DATA ENTRIES:
● ● ● ● ●

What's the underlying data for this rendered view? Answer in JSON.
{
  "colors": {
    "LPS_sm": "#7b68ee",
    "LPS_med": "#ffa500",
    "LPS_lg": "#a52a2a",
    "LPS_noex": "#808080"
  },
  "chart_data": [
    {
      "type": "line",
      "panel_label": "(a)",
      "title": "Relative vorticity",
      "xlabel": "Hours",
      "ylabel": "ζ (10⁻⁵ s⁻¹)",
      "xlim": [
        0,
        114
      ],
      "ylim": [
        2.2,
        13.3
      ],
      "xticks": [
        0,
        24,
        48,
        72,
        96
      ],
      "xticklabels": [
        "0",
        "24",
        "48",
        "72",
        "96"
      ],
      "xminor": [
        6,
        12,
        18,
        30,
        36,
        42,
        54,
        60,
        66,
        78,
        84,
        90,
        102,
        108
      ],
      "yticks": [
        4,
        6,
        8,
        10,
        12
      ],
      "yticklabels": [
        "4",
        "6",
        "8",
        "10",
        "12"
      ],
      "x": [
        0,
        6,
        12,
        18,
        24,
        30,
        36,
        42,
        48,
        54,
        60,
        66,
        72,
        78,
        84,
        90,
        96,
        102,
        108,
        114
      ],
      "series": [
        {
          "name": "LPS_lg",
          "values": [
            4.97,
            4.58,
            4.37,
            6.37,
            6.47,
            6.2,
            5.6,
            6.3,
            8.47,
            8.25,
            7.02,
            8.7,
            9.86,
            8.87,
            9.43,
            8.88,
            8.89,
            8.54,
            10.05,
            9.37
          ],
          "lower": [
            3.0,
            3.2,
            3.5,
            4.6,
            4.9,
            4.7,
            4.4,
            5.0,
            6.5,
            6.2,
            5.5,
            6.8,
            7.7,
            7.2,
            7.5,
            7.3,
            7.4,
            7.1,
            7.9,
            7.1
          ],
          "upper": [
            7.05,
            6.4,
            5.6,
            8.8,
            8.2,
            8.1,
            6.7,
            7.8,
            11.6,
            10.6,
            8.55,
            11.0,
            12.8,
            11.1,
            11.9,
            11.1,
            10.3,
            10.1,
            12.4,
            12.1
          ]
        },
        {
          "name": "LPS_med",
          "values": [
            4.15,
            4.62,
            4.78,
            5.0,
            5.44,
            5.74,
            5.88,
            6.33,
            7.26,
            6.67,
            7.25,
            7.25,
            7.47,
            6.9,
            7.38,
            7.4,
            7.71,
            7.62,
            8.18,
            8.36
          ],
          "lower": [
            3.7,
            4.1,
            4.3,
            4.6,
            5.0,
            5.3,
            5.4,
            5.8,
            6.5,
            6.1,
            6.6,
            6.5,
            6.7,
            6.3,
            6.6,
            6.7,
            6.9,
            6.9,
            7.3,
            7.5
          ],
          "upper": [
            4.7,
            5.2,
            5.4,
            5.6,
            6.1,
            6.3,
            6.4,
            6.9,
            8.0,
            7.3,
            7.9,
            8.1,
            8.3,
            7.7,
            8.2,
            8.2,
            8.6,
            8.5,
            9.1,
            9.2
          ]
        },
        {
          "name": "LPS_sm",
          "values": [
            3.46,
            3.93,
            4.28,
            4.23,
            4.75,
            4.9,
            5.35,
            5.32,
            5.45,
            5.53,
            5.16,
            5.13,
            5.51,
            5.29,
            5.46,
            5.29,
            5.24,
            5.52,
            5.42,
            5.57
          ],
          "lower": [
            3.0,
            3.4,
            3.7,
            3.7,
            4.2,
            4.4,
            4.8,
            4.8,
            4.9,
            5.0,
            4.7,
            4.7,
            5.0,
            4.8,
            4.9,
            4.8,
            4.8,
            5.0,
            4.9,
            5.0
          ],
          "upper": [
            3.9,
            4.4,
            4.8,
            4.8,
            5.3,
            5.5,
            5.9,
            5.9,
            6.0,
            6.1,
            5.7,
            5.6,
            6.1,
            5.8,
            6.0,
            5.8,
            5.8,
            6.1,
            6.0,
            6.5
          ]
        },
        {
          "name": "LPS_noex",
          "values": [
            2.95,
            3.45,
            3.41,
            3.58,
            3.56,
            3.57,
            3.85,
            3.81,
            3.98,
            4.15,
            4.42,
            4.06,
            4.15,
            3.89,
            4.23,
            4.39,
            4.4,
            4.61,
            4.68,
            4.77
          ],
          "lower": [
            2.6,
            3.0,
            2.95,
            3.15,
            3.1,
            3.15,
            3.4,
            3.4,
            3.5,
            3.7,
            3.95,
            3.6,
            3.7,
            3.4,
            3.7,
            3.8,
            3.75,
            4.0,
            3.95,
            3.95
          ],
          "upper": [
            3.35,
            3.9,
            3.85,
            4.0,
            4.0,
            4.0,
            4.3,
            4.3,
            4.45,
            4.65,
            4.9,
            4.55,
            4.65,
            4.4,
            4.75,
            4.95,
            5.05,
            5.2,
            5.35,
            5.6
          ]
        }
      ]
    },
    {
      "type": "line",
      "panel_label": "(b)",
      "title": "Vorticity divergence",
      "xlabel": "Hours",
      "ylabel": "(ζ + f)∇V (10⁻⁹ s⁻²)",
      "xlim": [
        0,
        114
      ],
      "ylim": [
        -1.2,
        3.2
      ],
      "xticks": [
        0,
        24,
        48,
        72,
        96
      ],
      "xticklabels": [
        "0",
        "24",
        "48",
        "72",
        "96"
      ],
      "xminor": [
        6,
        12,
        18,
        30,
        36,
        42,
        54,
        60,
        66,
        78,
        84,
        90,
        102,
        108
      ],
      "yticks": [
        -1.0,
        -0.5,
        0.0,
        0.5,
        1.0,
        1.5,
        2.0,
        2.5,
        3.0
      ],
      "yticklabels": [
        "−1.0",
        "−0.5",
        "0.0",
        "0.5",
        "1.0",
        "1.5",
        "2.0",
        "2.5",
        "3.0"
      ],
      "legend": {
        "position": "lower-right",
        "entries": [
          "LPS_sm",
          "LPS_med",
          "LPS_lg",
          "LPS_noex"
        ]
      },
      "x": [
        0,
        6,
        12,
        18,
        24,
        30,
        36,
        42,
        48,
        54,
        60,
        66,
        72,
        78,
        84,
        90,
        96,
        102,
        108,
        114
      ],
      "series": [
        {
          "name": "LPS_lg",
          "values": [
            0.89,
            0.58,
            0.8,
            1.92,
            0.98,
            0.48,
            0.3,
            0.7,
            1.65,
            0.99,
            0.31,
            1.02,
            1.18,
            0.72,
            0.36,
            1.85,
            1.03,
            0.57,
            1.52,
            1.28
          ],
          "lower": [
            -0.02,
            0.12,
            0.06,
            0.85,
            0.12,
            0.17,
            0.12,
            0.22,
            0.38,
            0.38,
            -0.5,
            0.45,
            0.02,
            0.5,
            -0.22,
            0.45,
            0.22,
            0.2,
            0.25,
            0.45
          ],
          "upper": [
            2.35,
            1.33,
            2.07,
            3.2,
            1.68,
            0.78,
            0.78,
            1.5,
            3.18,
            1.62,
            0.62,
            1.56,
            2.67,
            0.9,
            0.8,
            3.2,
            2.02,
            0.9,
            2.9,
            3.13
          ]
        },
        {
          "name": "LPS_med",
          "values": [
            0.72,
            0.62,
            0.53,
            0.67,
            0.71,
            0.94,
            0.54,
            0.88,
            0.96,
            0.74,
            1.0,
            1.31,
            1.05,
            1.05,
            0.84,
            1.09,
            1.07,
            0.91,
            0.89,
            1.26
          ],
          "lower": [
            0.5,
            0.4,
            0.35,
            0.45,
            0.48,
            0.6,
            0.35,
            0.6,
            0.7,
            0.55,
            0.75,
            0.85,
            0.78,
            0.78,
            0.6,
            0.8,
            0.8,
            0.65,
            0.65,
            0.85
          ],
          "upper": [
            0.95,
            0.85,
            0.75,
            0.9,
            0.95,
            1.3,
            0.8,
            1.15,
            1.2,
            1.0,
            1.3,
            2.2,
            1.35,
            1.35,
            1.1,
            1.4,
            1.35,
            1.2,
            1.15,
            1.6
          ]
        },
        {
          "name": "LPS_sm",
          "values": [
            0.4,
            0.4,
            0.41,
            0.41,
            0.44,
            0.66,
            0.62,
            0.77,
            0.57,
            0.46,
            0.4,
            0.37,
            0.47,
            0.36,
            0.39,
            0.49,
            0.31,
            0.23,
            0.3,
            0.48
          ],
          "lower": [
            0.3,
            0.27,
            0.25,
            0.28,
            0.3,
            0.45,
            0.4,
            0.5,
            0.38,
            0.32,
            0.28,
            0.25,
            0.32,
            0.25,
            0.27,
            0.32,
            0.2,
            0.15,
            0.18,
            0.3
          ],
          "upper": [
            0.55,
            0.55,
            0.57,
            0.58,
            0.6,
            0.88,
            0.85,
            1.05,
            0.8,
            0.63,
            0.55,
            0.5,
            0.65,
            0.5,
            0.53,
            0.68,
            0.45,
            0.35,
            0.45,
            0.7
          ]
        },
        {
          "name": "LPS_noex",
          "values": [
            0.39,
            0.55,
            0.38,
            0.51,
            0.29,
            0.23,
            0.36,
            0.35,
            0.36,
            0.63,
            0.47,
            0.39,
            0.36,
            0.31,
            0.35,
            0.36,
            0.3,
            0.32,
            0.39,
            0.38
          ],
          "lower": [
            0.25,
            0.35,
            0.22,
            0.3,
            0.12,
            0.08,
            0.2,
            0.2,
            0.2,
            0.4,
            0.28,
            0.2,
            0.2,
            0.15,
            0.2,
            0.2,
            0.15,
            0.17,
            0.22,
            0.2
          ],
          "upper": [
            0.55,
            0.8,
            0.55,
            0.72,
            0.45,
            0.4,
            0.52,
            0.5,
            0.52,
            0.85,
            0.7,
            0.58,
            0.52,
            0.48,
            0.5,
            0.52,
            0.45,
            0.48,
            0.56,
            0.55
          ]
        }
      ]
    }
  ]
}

● ● ● ● ●

INSTRUCTIONS FOR THE TASK: Return every line in the listing that contains the word "title".

RIGHT ANSWER:
      "title": "Relative vorticity",
      "title": "Vorticity divergence",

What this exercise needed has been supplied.